* WRITTEN REQUEST
Keep only those lines of the records that include the string "findings".

[start RECORD EXCERPTS]

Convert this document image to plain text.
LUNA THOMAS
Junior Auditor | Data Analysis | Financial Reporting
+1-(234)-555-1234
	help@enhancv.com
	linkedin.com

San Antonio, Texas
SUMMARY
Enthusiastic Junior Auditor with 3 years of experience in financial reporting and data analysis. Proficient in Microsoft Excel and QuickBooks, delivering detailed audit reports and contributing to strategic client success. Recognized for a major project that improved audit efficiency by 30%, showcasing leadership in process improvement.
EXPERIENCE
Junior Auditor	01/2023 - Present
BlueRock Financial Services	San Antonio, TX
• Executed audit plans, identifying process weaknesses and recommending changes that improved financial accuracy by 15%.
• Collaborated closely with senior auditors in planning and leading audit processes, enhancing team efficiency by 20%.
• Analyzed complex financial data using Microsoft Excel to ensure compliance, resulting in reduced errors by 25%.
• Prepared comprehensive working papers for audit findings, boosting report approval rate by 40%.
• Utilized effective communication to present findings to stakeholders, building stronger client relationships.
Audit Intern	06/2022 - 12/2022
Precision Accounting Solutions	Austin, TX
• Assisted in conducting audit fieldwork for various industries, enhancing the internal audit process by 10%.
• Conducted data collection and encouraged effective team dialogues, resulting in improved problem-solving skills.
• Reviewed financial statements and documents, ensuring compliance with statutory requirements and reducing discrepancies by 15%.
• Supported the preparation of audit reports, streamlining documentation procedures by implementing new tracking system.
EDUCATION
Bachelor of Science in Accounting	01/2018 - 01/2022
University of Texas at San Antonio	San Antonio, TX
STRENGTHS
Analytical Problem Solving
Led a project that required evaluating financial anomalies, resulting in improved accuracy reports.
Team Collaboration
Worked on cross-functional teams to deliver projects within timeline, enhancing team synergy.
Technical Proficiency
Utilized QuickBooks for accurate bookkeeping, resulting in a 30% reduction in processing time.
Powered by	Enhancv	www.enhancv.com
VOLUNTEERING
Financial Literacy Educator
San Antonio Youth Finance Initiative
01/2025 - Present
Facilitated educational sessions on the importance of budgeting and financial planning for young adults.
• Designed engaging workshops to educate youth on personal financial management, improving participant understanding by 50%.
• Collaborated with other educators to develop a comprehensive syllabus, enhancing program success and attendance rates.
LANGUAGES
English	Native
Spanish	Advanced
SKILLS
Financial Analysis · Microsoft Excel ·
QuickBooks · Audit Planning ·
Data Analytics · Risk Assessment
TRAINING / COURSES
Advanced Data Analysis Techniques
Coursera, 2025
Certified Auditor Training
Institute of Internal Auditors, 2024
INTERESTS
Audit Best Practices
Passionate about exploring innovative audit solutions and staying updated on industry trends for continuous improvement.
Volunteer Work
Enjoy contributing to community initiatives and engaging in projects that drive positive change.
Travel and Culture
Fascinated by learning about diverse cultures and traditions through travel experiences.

[end RECORD EXCERPTS]

* PROBLEM SOLUTION
• Prepared comprehensive working papers for audit findings, boosting report approval rate by 40%.
• Utilized effective communication to present findings to stakeholders, building stronger client relationships.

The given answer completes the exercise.